DO THIS: Everything in the listing except the pictures should be written out exactly.

+++

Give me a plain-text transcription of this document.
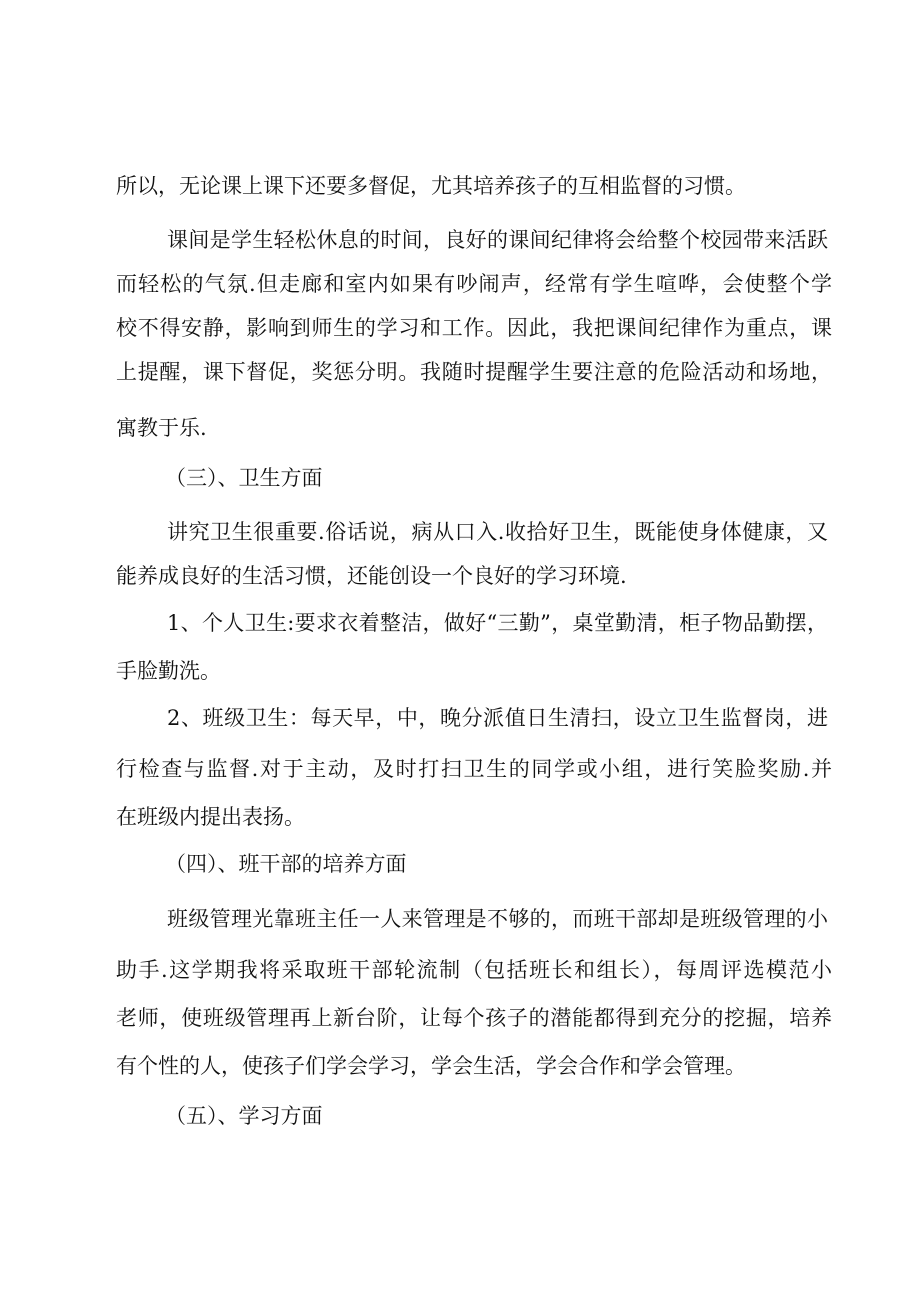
所以，无论课上课下还要多督促，尤其培养孩子的互相监督的习惯。
课间是学生轻松休息的时间，良好的课间纪律将会给整个校园带来活跃
而轻松的气氛.但走廊和室内如果有吵闹声，经常有学生喧哗，会使整个学
校不得安静，影响到师生的学习和工作。因此，我把课间纪律作为重点，课
上提醒，课下督促，奖惩分明。我随时提醒学生要注意的危险活动和场地，
寓教于乐.
（三）、卫生方面
讲究卫生很重要.俗话说，病从口入.收拾好卫生，既能使身体健康，又
能养成良好的生活习惯，还能创设一个良好的学习环境.
1、个人卫生:要求衣着整洁，做好“三勤”，桌堂勤清，柜子物品勤摆，
手脸勤洗。
2、班级卫生：每天早，中，晚分派值日生清扫，设立卫生监督岗，进
行检查与监督.对于主动，及时打扫卫生的同学或小组，进行笑脸奖励.并
在班级内提出表扬。
（四）、班干部的培养方面
班级管理光靠班主任一人来管理是不够的，而班干部却是班级管理的小
助手.这学期我将采取班干部轮流制（包括班长和组长），每周评选模范小
老师，使班级管理再上新台阶，让每个孩子的潜能都得到充分的挖掘，培养
有个性的人，使孩子们学会学习，学会生活，学会合作和学会管理。
（五）、学习方面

+++

SOLUTION TO THIS EXERCISE:
Give me a plain-text transcription of this document.
所以，无论课上课下还要多督促，尤其培养孩子的互相监督的习惯。
课间是学生轻松休息的时间，良好的课间纪律将会给整个校园带来活跃
而轻松的气氛.但走廊和室内如果有吵闹声，经常有学生喧哗，会使整个学
校不得安静，影响到师生的学习和工作。因此，我把课间纪律作为重点，课
上提醒，课下督促，奖惩分明。我随时提醒学生要注意的危险活动和场地，
寓教于乐.
（三）、卫生方面
讲究卫生很重要.俗话说，病从口入.收拾好卫生，既能使身体健康，又
能养成良好的生活习惯，还能创设一个良好的学习环境.
1、个人卫生:要求衣着整洁，做好“三勤”，桌堂勤清，柜子物品勤摆，
手脸勤洗。
2、班级卫生：每天早，中，晚分派值日生清扫，设立卫生监督岗，进
行检查与监督.对于主动，及时打扫卫生的同学或小组，进行笑脸奖励.并
在班级内提出表扬。
（四）、班干部的培养方面
班级管理光靠班主任一人来管理是不够的，而班干部却是班级管理的小
助手.这学期我将采取班干部轮流制（包括班长和组长），每周评选模范小
老师，使班级管理再上新台阶，让每个孩子的潜能都得到充分的挖掘，培养
有个性的人，使孩子们学会学习，学会生活，学会合作和学会管理。
（五）、学习方面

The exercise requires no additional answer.